As she always does when the anniversary of her son's death comes around, Hayward took the day to go through her memories of her son, but this time her search through his effects turned up something very unexpected: Video footage of Arnal and his friends, driving their car past an immense tornado.

She'd seen it once before, when he'd first shown it to her in June 2007, but not since, and it brought back a lot of memories.

"For some reason, I decided to pop that one in," she said. "It was just the timing."

The date, she says, was June 22, 2007, and it was shot near the community of Elie, Man. People on the Prairies remember that name. It was the site of a monster tornado that was later rated Canada's first F5 tornado.

Packing winds gusting from 420 - 512 km/h, it touched down at 6:25 p.m. near the Trans-Canada Highway near Elie, not far from Winnipeg, and stayed on the ground for 35 minutes. Its intense winds stripped the bark off trees, snapped utility poles clean in half, and carried a house off its foundations for several metres.

The tornado moved slowly, most people were away attending a ceremony at the high school, and those that weren't were quick to take shelter, so the death toll from the most powerful tornado ever recorded in Canada was exactly zero.

This isn't at all the only footage of the twister, but it's remarkable that Hayward should unearth video of Canada's most powerful tornado just on the anniversary of her son's death.

## Extracted material

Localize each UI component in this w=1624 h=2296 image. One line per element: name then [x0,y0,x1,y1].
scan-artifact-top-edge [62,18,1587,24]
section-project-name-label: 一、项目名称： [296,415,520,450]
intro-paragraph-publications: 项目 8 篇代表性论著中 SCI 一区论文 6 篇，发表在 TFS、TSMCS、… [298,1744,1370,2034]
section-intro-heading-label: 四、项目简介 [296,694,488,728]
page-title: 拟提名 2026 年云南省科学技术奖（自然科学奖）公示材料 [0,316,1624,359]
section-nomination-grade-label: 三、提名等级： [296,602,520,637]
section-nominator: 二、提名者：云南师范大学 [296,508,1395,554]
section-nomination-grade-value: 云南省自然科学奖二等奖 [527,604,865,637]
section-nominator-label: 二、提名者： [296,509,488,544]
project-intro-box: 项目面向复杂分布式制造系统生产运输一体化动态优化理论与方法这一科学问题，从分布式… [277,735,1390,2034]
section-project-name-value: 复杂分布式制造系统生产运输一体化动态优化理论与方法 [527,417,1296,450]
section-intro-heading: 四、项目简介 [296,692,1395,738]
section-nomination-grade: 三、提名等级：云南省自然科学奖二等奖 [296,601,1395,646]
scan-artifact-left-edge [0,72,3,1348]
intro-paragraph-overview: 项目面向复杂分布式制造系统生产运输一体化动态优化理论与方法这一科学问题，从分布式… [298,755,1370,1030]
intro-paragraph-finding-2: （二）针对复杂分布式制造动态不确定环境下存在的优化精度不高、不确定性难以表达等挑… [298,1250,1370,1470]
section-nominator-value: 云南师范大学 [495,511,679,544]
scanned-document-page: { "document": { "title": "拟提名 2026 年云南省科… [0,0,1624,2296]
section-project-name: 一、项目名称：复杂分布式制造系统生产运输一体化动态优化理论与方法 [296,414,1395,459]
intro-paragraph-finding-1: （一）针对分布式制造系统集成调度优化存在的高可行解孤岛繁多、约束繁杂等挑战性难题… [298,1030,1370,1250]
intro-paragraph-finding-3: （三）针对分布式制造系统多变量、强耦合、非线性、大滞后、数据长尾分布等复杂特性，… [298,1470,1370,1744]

## Written tasks
a: Decide whether each statement below agrees with the passage about the Elie tornado: (i) the tornado stayed on the ground for 35 minutes; (ii) several people died in the tornado; (iii) Hayward had watched the footage many times after June 2007. Answer yes or no for each, and quote the deciding words of the passage.
b: Transcribe the part of the passage about the Elie tornado starting with "She'd seen it" and going on through "for several metres.".

## Problem solutions
a:
(i) Yes: "stayed on the ground for 35 minutes"
(ii) No: "the death toll from the most powerful tornado ever recorded in Canada was exactly zero"
(iii) No: "She'd seen it once before, when he'd first shown it to her in June 2007, but not since"

b:
She'd seen it once before, when he'd first shown it to her in June 2007, but not since, and it brought back a lot of memories.

"For some reason, I decided to pop that one in," she said. "It was just the timing."

The date, she says, was June 22, 2007, and it was shot near the community of Elie, Man. People on the Prairies remember that name. It was the site of a monster tornado that was later rated Canada's first F5 tornado.

Packing winds gusting from 420 - 512 km/h, it touched down at 6:25 p.m. near the Trans-Canada Highway near Elie, not far from Winnipeg, and stayed on the ground for 35 minutes. Its intense winds stripped the bark off trees, snapped utility poles clean in half, and carried a house off its foundations for several metres.